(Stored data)
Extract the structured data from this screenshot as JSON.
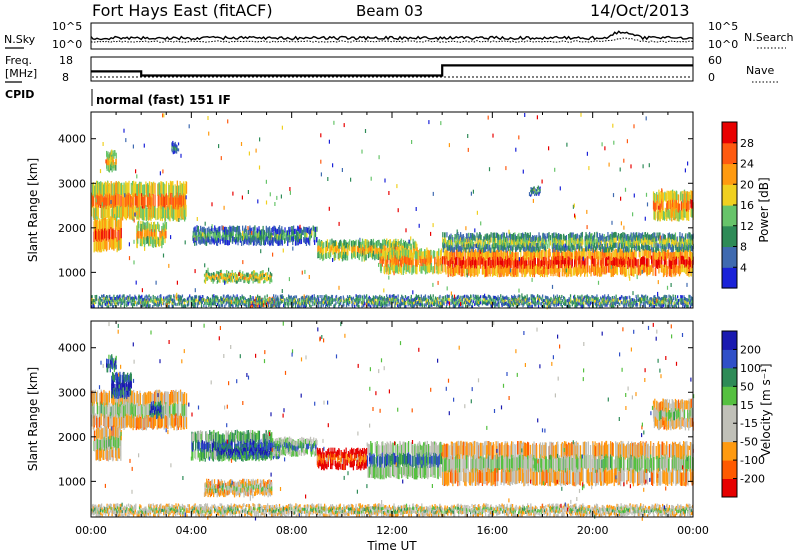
{
  "header": {
    "station": "Fort Hays East (fitACF)",
    "beam": "Beam 03",
    "date": "14/Oct/2013",
    "cpid": "normal (fast) 151 IF"
  },
  "labels": {
    "nsky": "N.Sky",
    "nsearch": "N.Search",
    "freq": "Freq.",
    "freq_unit": "[MHz]",
    "nave": "Nave",
    "cpid": "CPID"
  },
  "chart_data": [
    {
      "type": "line",
      "title": "",
      "series": [
        {
          "name": "N.Sky"
        },
        {
          "name": "N.Search"
        }
      ],
      "ylabel_left": "N.Sky",
      "ylabel_right": "N.Search",
      "yticks_left": [
        "10^5",
        "10^0"
      ],
      "yticks_right": [
        "10^5",
        "10^0"
      ],
      "xlim": [
        0,
        24
      ]
    },
    {
      "type": "line",
      "ylabel_left": "Freq. [MHz]",
      "ylabel_right": "Nave",
      "yticks_left": [
        "18",
        "8"
      ],
      "yticks_right": [
        "60",
        "0"
      ],
      "freq_mhz": {
        "x": [
          0,
          2,
          2,
          14,
          14,
          24
        ],
        "y": [
          12,
          12,
          10.3,
          10.3,
          14.5,
          14.5
        ]
      },
      "nave_level": 4
    },
    {
      "type": "heatmap",
      "name": "power",
      "ylabel": "Slant Range [km]",
      "yticks": [
        "1000",
        "2000",
        "3000",
        "4000"
      ],
      "ylim": [
        200,
        4600
      ],
      "xlim": [
        0,
        24
      ],
      "colorbar_label": "Power [dB]",
      "colorbar_ticks": [
        "4",
        "8",
        "12",
        "16",
        "20",
        "24",
        "28"
      ],
      "echo_bands": [
        {
          "t0": 0.0,
          "t1": 3.8,
          "r0": 2200,
          "r1": 3000,
          "level": 0.72
        },
        {
          "t0": 0.1,
          "t1": 1.2,
          "r0": 1500,
          "r1": 2200,
          "level": 0.8
        },
        {
          "t0": 0.6,
          "t1": 1.0,
          "r0": 3300,
          "r1": 3700,
          "level": 0.6
        },
        {
          "t0": 1.8,
          "t1": 3.0,
          "r0": 1600,
          "r1": 2100,
          "level": 0.65
        },
        {
          "t0": 3.2,
          "t1": 3.5,
          "r0": 3700,
          "r1": 3900,
          "level": 0.3
        },
        {
          "t0": 4.0,
          "t1": 9.0,
          "r0": 1650,
          "r1": 2000,
          "level": 0.35
        },
        {
          "t0": 4.5,
          "t1": 7.2,
          "r0": 800,
          "r1": 1000,
          "level": 0.6
        },
        {
          "t0": 9.0,
          "t1": 13.0,
          "r0": 1300,
          "r1": 1700,
          "level": 0.6
        },
        {
          "t0": 11.5,
          "t1": 14.0,
          "r0": 1000,
          "r1": 1500,
          "level": 0.7
        },
        {
          "t0": 14.0,
          "t1": 24.0,
          "r0": 950,
          "r1": 1500,
          "level": 0.85
        },
        {
          "t0": 14.0,
          "t1": 24.0,
          "r0": 1500,
          "r1": 1850,
          "level": 0.45
        },
        {
          "t0": 17.5,
          "t1": 17.9,
          "r0": 2750,
          "r1": 2900,
          "level": 0.35
        },
        {
          "t0": 22.4,
          "t1": 24.0,
          "r0": 2200,
          "r1": 2800,
          "level": 0.72
        },
        {
          "t0": 6.3,
          "t1": 7.3,
          "r0": 250,
          "r1": 400,
          "level": 0.95
        },
        {
          "t0": 0.0,
          "t1": 24.0,
          "r0": 250,
          "r1": 450,
          "level": 0.4
        }
      ]
    },
    {
      "type": "heatmap",
      "name": "velocity",
      "ylabel": "Slant Range [km]",
      "yticks": [
        "1000",
        "2000",
        "3000",
        "4000"
      ],
      "ylim": [
        200,
        4600
      ],
      "xlim": [
        0,
        24
      ],
      "xlabel": "Time UT",
      "xticks": [
        "00:00",
        "04:00",
        "08:00",
        "12:00",
        "16:00",
        "20:00",
        "00:00"
      ],
      "colorbar_label": "Velocity [m s⁻¹]",
      "colorbar_ticks": [
        "200",
        "100",
        "50",
        "15",
        "-15",
        "-50",
        "-100",
        "-200"
      ],
      "echo_bands": [
        {
          "t0": 0.0,
          "t1": 3.8,
          "r0": 2200,
          "r1": 3000,
          "level": 0.5
        },
        {
          "t0": 0.1,
          "t1": 1.2,
          "r0": 1500,
          "r1": 2200,
          "level": 0.5
        },
        {
          "t0": 0.8,
          "t1": 1.6,
          "r0": 2900,
          "r1": 3400,
          "level": 0.97
        },
        {
          "t0": 2.3,
          "t1": 2.8,
          "r0": 2450,
          "r1": 2750,
          "level": 0.96
        },
        {
          "t0": 0.6,
          "t1": 1.0,
          "r0": 3500,
          "r1": 3800,
          "level": 0.9
        },
        {
          "t0": 4.0,
          "t1": 7.2,
          "r0": 1500,
          "r1": 2100,
          "level": 0.8
        },
        {
          "t0": 5.0,
          "t1": 7.5,
          "r0": 1550,
          "r1": 1800,
          "level": 0.95
        },
        {
          "t0": 4.5,
          "t1": 7.2,
          "r0": 700,
          "r1": 1000,
          "level": 0.5
        },
        {
          "t0": 7.2,
          "t1": 9.0,
          "r0": 1600,
          "r1": 1950,
          "level": 0.72
        },
        {
          "t0": 9.0,
          "t1": 11.0,
          "r0": 1300,
          "r1": 1700,
          "level": 0.18
        },
        {
          "t0": 11.0,
          "t1": 14.0,
          "r0": 1100,
          "r1": 1850,
          "level": 0.72
        },
        {
          "t0": 14.0,
          "t1": 24.0,
          "r0": 950,
          "r1": 1850,
          "level": 0.5
        },
        {
          "t0": 22.4,
          "t1": 24.0,
          "r0": 2200,
          "r1": 2800,
          "level": 0.5
        },
        {
          "t0": 0.0,
          "t1": 24.0,
          "r0": 250,
          "r1": 450,
          "level": 0.55
        }
      ]
    }
  ],
  "colors": {
    "power_scale": [
      "#1a22d8",
      "#3f6ab0",
      "#2e8b57",
      "#67c46a",
      "#f0d020",
      "#ff9a10",
      "#ff5a10",
      "#e80000"
    ],
    "velocity_scale": [
      "#e60000",
      "#ff5a00",
      "#ff9a10",
      "#c0c0b8",
      "#c0c0b8",
      "#55c040",
      "#2e8b57",
      "#3050c8",
      "#1a1ab0"
    ]
  }
}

**What you will do:**
Quote the entries in full. Any image among them is to be omitted from the copy.

**Task result:**
Extract the structured data from this screenshot as JSON.
{
  "header": {
    "station": "Fort Hays East (fitACF)",
    "beam": "Beam 03",
    "date": "14/Oct/2013",
    "cpid": "normal (fast) 151 IF"
  },
  "labels": {
    "nsky": "N.Sky",
    "nsearch": "N.Search",
    "freq": "Freq.",
    "freq_unit": "[MHz]",
    "nave": "Nave",
    "cpid": "CPID"
  },
  "chart_data": [
    {
      "type": "line",
      "title": "",
      "series": [
        {
          "name": "N.Sky"
        },
        {
          "name": "N.Search"
        }
      ],
      "ylabel_left": "N.Sky",
      "ylabel_right": "N.Search",
      "yticks_left": [
        "10^5",
        "10^0"
      ],
      "yticks_right": [
        "10^5",
        "10^0"
      ],
      "xlim": [
        0,
        24
      ]
    },
    {
      "type": "line",
      "ylabel_left": "Freq. [MHz]",
      "ylabel_right": "Nave",
      "yticks_left": [
        "18",
        "8"
      ],
      "yticks_right": [
        "60",
        "0"
      ],
      "freq_mhz": {
        "x": [
          0,
          2,
          2,
          14,
          14,
          24
        ],
        "y": [
          12,
          12,
          10.3,
          10.3,
          14.5,
          14.5
        ]
      },
      "nave_level": 4
    },
    {
      "type": "heatmap",
      "name": "power",
      "ylabel": "Slant Range [km]",
      "yticks": [
        "1000",
        "2000",
        "3000",
        "4000"
      ],
      "ylim": [
        200,
        4600
      ],
      "xlim": [
        0,
        24
      ],
      "colorbar_label": "Power [dB]",
      "colorbar_ticks": [
        "4",
        "8",
        "12",
        "16",
        "20",
        "24",
        "28"
      ],
      "echo_bands": [
        {
          "t0": 0.0,
          "t1": 3.8,
          "r0": 2200,
          "r1": 3000,
          "level": 0.72
        },
        {
          "t0": 0.1,
          "t1": 1.2,
          "r0": 1500,
          "r1": 2200,
          "level": 0.8
        },
        {
          "t0": 0.6,
          "t1": 1.0,
          "r0": 3300,
          "r1": 3700,
          "level": 0.6
        },
        {
          "t0": 1.8,
          "t1": 3.0,
          "r0": 1600,
          "r1": 2100,
          "level": 0.65
        },
        {
          "t0": 3.2,
          "t1": 3.5,
          "r0": 3700,
          "r1": 3900,
          "level": 0.3
        },
        {
          "t0": 4.0,
          "t1": 9.0,
          "r0": 1650,
          "r1": 2000,
          "level": 0.35
        },
        {
          "t0": 4.5,
          "t1": 7.2,
          "r0": 800,
          "r1": 1000,
          "level": 0.6
        },
        {
          "t0": 9.0,
          "t1": 13.0,
          "r0": 1300,
          "r1": 1700,
          "level": 0.6
        },
        {
          "t0": 11.5,
          "t1": 14.0,
          "r0": 1000,
          "r1": 1500,
          "level": 0.7
        },
        {
          "t0": 14.0,
          "t1": 24.0,
          "r0": 950,
          "r1": 1500,
          "level": 0.85
        },
        {
          "t0": 14.0,
          "t1": 24.0,
          "r0": 1500,
          "r1": 1850,
          "level": 0.45
        },
        {
          "t0": 17.5,
          "t1": 17.9,
          "r0": 2750,
          "r1": 2900,
          "level": 0.35
        },
        {
          "t0": 22.4,
          "t1": 24.0,
          "r0": 2200,
          "r1": 2800,
          "level": 0.72
        },
        {
          "t0": 6.3,
          "t1": 7.3,
          "r0": 250,
          "r1": 400,
          "level": 0.95
        },
        {
          "t0": 0.0,
          "t1": 24.0,
          "r0": 250,
          "r1": 450,
          "level": 0.4
        }
      ]
    },
    {
      "type": "heatmap",
      "name": "velocity",
      "ylabel": "Slant Range [km]",
      "yticks": [
        "1000",
        "2000",
        "3000",
        "4000"
      ],
      "ylim": [
        200,
        4600
      ],
      "xlim": [
        0,
        24
      ],
      "xlabel": "Time UT",
      "xticks": [
        "00:00",
        "04:00",
        "08:00",
        "12:00",
        "16:00",
        "20:00",
        "00:00"
      ],
      "colorbar_label": "Velocity [m s⁻¹]",
      "colorbar_ticks": [
        "200",
        "100",
        "50",
        "15",
        "-15",
        "-50",
        "-100",
        "-200"
      ],
      "echo_bands": [
        {
          "t0": 0.0,
          "t1": 3.8,
          "r0": 2200,
          "r1": 3000,
          "level": 0.5
        },
        {
          "t0": 0.1,
          "t1": 1.2,
          "r0": 1500,
          "r1": 2200,
          "level": 0.5
        },
        {
          "t0": 0.8,
          "t1": 1.6,
          "r0": 2900,
          "r1": 3400,
          "level": 0.97
        },
        {
          "t0": 2.3,
          "t1": 2.8,
          "r0": 2450,
          "r1": 2750,
          "level": 0.96
        },
        {
          "t0": 0.6,
          "t1": 1.0,
          "r0": 3500,
          "r1": 3800,
          "level": 0.9
        },
        {
          "t0": 4.0,
          "t1": 7.2,
          "r0": 1500,
          "r1": 2100,
          "level": 0.8
        },
        {
          "t0": 5.0,
          "t1": 7.5,
          "r0": 1550,
          "r1": 1800,
          "level": 0.95
        },
        {
          "t0": 4.5,
          "t1": 7.2,
          "r0": 700,
          "r1": 1000,
          "level": 0.5
        },
        {
          "t0": 7.2,
          "t1": 9.0,
          "r0": 1600,
          "r1": 1950,
          "level": 0.72
        },
        {
          "t0": 9.0,
          "t1": 11.0,
          "r0": 1300,
          "r1": 1700,
          "level": 0.18
        },
        {
          "t0": 11.0,
          "t1": 14.0,
          "r0": 1100,
          "r1": 1850,
          "level": 0.72
        },
        {
          "t0": 14.0,
          "t1": 24.0,
          "r0": 950,
          "r1": 1850,
          "level": 0.5
        },
        {
          "t0": 22.4,
          "t1": 24.0,
          "r0": 2200,
          "r1": 2800,
          "level": 0.5
        },
        {
          "t0": 0.0,
          "t1": 24.0,
          "r0": 250,
          "r1": 450,
          "level": 0.55
        }
      ]
    }
  ],
  "colors": {
    "power_scale": [
      "#1a22d8",
      "#3f6ab0",
      "#2e8b57",
      "#67c46a",
      "#f0d020",
      "#ff9a10",
      "#ff5a10",
      "#e80000"
    ],
    "velocity_scale": [
      "#e60000",
      "#ff5a00",
      "#ff9a10",
      "#c0c0b8",
      "#c0c0b8",
      "#55c040",
      "#2e8b57",
      "#3050c8",
      "#1a1ab0"
    ]
  }
}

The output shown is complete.